Report the number of lines that hold the string "安塞腰鼓". Leave out any other text.
==========
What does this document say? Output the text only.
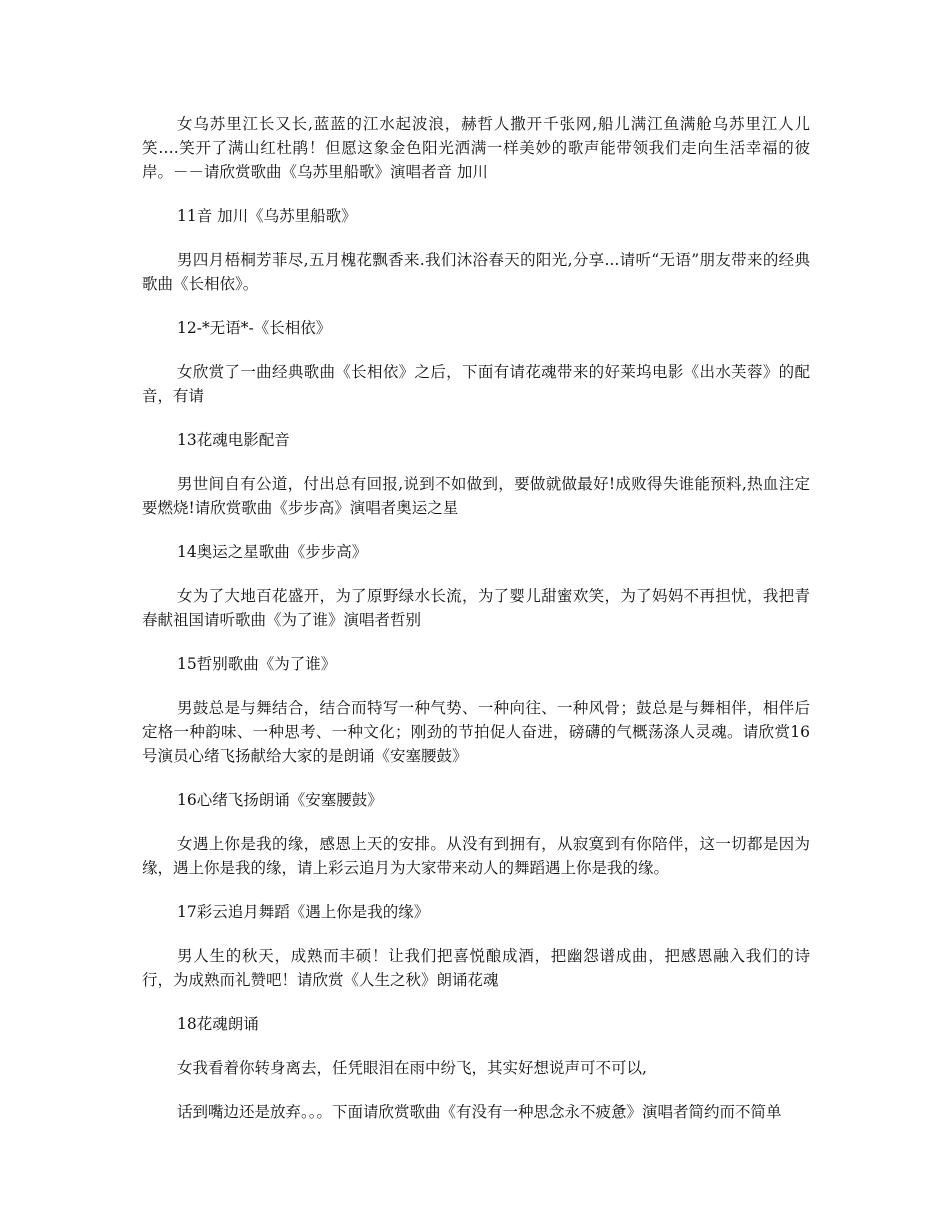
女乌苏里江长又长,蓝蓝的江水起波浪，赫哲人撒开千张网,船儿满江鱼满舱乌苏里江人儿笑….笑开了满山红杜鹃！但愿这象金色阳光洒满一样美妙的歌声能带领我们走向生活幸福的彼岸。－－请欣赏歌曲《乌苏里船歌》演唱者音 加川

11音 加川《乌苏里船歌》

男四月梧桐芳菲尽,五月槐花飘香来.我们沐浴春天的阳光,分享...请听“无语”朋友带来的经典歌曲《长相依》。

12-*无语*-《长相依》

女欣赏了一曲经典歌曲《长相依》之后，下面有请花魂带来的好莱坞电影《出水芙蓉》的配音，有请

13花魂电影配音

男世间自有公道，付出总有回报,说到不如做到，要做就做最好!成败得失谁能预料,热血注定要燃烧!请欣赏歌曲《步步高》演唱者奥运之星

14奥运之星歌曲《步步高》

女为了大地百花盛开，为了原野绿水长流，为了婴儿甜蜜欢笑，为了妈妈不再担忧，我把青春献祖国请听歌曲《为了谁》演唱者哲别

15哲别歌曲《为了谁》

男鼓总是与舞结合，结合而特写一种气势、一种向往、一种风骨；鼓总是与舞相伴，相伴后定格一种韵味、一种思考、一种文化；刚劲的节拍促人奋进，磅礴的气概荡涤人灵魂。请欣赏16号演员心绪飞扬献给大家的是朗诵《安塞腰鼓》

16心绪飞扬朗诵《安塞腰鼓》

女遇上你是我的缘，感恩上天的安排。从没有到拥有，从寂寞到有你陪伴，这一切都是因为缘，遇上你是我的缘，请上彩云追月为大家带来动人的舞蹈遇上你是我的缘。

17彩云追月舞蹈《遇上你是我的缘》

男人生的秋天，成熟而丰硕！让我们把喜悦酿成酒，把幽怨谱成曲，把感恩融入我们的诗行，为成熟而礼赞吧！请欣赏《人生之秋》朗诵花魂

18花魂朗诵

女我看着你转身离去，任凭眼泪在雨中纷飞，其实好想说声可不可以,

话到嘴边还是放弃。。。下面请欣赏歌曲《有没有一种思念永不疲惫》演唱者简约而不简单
==========
Response to the task
2